* Entries with figure data
***

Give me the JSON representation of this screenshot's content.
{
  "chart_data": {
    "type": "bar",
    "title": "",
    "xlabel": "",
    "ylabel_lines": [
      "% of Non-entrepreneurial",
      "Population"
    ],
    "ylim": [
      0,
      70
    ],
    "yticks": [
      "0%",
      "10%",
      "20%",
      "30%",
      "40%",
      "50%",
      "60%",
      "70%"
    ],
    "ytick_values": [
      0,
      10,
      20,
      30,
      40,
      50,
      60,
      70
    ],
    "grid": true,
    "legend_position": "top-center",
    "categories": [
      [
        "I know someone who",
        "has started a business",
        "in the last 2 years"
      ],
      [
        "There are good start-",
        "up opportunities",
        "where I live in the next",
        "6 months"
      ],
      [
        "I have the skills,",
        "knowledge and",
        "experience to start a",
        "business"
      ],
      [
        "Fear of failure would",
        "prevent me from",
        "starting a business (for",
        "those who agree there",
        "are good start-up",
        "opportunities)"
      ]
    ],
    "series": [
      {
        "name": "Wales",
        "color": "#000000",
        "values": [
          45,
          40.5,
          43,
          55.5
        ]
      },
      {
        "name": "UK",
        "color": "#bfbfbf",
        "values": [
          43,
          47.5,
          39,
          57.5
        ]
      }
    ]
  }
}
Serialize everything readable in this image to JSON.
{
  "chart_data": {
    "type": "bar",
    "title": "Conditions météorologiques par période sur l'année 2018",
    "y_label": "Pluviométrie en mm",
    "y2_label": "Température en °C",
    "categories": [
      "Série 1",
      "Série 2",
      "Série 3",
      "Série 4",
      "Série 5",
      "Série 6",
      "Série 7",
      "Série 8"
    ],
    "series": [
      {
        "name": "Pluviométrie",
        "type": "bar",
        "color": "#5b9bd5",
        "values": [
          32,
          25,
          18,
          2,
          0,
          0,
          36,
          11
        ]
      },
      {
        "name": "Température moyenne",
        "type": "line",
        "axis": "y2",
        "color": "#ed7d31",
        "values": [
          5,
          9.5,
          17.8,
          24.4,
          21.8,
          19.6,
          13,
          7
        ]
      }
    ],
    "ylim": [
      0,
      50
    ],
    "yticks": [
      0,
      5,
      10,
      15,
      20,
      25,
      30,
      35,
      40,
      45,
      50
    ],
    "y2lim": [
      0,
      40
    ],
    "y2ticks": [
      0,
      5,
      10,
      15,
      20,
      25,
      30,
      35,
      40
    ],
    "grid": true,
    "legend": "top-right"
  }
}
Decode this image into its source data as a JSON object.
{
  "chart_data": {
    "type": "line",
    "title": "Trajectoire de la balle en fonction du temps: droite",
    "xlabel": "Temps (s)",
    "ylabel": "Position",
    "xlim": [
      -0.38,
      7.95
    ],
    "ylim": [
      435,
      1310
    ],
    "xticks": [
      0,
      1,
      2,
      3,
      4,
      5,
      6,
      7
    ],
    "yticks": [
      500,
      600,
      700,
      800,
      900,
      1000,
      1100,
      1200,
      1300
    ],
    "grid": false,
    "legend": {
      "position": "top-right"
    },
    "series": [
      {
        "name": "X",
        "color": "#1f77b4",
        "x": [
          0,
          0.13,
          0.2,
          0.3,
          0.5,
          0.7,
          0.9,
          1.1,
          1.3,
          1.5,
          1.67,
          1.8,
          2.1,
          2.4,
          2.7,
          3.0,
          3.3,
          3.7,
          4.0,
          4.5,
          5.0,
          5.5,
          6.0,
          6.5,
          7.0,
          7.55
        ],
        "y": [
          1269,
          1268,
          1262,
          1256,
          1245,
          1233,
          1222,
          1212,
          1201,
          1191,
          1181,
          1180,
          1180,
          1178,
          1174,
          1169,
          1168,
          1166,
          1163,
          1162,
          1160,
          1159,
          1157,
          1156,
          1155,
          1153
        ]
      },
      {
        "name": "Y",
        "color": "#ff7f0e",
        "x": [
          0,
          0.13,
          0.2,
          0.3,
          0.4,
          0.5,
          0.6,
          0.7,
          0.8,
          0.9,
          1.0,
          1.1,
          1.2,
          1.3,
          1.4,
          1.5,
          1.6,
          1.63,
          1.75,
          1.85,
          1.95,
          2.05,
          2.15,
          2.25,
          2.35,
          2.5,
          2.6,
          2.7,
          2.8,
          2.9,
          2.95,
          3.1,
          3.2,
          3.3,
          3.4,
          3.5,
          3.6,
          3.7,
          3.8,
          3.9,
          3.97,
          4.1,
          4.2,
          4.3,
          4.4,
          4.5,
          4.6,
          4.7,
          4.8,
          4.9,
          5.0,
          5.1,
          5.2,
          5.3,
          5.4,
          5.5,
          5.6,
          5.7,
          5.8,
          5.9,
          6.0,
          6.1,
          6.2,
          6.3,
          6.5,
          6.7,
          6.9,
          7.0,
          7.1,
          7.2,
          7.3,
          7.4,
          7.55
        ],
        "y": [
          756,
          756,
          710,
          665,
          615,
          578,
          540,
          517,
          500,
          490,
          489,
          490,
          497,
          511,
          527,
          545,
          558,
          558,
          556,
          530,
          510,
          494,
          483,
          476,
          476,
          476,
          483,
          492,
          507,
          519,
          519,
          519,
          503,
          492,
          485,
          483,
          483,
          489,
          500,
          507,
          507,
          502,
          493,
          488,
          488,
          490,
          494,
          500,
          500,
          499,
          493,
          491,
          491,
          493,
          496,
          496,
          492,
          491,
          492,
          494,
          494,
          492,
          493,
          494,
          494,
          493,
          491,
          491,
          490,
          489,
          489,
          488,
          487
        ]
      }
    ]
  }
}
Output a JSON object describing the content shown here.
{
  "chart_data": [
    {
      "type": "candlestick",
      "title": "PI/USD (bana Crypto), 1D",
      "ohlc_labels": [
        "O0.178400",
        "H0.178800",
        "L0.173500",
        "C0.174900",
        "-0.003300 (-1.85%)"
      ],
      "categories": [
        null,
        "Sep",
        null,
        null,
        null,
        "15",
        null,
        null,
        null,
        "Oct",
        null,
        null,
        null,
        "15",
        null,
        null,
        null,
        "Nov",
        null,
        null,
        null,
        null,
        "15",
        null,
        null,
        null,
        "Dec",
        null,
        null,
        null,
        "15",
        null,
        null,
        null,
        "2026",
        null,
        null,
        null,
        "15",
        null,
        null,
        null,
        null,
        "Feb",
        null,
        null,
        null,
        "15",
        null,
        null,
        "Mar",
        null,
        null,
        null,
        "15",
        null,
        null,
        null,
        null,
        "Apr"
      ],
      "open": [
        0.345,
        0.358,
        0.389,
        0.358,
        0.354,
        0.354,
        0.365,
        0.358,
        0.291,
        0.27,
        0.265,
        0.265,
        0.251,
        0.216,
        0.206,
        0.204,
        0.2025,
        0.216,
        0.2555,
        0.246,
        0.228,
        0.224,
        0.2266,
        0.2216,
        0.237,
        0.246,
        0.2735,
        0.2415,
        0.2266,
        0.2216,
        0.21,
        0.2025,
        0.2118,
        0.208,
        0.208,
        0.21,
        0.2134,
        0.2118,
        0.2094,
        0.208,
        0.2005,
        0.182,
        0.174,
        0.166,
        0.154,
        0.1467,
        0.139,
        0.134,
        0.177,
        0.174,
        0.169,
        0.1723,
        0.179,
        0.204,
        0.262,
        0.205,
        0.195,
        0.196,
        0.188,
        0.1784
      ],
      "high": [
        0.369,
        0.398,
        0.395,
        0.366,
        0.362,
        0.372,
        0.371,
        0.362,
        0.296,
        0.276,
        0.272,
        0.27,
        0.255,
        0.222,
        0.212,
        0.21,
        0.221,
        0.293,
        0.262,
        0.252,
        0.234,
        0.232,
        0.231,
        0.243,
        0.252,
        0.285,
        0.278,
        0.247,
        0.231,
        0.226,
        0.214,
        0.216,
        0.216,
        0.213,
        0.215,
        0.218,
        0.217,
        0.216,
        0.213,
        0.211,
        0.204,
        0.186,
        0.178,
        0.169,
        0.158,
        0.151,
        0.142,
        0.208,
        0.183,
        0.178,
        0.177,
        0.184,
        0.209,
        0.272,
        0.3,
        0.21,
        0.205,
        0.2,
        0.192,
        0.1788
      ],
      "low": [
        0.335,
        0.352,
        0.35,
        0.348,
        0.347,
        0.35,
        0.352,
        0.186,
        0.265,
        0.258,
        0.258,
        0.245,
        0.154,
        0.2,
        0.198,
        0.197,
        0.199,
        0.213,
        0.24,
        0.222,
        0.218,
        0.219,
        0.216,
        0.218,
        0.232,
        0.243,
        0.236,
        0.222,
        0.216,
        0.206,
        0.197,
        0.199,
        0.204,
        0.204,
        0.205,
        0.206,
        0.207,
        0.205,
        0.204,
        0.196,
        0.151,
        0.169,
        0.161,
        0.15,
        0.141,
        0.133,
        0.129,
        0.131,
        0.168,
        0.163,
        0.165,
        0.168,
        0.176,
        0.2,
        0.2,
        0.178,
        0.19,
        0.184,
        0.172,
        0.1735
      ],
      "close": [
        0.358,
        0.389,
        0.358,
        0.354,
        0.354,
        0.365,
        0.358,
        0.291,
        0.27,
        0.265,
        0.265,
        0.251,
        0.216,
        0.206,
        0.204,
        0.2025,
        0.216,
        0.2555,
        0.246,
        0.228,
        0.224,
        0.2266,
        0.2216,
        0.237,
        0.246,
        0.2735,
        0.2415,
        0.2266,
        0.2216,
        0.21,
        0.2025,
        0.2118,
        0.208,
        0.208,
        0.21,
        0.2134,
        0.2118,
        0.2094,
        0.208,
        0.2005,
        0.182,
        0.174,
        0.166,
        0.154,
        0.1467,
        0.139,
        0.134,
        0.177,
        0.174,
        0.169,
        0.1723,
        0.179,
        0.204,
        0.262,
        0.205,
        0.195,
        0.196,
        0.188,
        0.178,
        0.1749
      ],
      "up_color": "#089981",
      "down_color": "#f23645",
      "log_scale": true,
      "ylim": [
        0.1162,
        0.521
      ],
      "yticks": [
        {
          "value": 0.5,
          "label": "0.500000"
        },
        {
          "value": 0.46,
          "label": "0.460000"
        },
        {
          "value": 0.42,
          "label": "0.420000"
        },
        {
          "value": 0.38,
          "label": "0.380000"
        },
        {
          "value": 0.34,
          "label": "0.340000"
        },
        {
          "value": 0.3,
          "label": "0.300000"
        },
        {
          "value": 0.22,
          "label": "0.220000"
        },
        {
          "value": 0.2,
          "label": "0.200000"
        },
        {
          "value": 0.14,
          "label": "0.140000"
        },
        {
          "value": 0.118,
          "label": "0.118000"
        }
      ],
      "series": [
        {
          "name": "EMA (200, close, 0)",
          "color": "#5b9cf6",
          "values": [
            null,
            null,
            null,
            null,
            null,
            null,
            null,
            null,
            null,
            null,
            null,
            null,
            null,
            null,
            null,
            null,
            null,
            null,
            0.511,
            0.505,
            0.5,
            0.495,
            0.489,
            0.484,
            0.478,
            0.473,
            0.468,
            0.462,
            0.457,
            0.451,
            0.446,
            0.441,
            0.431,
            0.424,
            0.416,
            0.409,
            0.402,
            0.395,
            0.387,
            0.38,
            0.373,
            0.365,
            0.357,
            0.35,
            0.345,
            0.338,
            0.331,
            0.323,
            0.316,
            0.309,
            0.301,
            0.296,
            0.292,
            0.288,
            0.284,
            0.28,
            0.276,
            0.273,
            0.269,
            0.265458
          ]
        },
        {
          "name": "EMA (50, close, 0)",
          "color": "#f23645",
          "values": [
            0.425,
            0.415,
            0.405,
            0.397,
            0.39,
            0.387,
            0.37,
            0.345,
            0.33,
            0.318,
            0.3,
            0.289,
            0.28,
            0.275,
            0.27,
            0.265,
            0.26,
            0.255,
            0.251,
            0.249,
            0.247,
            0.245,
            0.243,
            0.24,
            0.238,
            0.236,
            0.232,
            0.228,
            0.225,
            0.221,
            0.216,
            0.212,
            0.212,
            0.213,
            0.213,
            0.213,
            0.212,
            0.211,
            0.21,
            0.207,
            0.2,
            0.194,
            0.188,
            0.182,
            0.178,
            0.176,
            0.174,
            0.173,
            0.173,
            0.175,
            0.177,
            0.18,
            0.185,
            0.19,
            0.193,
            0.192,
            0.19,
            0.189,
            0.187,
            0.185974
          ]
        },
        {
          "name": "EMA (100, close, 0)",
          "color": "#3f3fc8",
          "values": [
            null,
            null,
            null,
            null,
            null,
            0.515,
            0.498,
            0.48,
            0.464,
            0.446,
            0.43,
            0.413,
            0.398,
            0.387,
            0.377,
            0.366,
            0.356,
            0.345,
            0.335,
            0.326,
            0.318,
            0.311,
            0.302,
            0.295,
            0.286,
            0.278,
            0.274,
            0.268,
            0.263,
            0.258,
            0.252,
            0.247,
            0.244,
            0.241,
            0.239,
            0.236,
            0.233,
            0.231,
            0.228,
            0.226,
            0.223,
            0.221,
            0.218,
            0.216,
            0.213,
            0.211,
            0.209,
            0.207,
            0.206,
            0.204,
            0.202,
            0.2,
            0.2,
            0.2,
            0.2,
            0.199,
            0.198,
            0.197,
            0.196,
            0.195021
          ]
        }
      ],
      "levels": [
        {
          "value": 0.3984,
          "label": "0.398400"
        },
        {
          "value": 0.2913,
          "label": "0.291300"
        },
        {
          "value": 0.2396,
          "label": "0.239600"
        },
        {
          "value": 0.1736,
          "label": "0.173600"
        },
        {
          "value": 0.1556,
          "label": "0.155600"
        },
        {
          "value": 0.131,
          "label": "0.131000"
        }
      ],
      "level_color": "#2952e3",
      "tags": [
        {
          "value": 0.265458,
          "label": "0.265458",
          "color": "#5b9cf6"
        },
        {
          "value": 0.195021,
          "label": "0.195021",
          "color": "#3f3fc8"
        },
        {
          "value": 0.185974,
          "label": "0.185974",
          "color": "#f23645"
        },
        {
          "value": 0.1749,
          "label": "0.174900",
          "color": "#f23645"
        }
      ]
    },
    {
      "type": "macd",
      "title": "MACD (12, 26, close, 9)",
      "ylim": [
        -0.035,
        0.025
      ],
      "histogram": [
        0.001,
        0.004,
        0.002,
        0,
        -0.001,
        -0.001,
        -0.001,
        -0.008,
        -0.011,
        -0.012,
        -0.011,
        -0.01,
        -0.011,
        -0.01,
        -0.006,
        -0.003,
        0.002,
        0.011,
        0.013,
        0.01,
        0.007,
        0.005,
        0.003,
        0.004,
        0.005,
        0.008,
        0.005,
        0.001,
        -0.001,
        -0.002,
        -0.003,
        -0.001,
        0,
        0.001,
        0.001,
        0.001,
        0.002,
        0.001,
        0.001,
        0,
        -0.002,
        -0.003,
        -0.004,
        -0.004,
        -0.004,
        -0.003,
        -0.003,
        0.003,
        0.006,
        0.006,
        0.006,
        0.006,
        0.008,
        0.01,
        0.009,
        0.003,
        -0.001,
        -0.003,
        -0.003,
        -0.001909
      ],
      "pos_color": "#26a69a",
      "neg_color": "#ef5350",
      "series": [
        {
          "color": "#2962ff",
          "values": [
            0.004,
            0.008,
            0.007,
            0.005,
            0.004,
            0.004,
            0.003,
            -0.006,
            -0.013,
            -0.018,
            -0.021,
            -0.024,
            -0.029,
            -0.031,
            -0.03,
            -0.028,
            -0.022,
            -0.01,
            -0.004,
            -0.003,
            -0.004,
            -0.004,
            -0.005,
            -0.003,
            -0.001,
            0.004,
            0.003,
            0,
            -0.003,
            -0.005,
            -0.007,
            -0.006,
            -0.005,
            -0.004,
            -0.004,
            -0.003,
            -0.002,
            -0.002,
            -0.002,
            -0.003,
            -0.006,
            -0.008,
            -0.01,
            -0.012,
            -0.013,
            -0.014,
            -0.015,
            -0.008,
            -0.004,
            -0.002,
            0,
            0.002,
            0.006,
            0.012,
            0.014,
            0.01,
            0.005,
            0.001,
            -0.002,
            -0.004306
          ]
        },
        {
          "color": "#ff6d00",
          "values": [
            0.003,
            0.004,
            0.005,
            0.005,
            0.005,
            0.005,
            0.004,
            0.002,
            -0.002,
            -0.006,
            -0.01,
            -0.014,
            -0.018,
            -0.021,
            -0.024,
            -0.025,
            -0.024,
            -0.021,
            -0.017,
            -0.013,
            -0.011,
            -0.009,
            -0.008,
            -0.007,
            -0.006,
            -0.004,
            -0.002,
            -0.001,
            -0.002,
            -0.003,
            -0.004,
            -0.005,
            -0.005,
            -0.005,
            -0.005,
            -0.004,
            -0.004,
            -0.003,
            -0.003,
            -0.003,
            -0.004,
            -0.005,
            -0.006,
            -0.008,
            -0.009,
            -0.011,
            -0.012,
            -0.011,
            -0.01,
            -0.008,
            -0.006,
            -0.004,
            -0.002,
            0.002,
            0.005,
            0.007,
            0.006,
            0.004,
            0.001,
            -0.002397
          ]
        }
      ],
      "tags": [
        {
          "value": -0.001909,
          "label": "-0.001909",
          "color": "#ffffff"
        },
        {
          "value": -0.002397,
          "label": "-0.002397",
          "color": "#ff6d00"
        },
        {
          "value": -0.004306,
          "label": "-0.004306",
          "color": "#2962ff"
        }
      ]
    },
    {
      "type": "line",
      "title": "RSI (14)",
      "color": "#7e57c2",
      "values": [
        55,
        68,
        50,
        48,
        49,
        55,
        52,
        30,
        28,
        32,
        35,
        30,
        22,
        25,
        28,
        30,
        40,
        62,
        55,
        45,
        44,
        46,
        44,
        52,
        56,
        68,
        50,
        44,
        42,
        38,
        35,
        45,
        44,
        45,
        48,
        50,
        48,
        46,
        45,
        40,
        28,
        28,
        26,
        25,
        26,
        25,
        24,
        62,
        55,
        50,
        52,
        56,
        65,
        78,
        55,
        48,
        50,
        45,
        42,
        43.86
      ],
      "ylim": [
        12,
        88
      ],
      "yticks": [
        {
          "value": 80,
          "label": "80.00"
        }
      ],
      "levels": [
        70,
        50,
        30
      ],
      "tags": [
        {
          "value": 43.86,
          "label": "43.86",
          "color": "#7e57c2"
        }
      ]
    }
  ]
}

***

Of the lines above, how many hold the string "this"? Answer with only the number.

* Answer below
3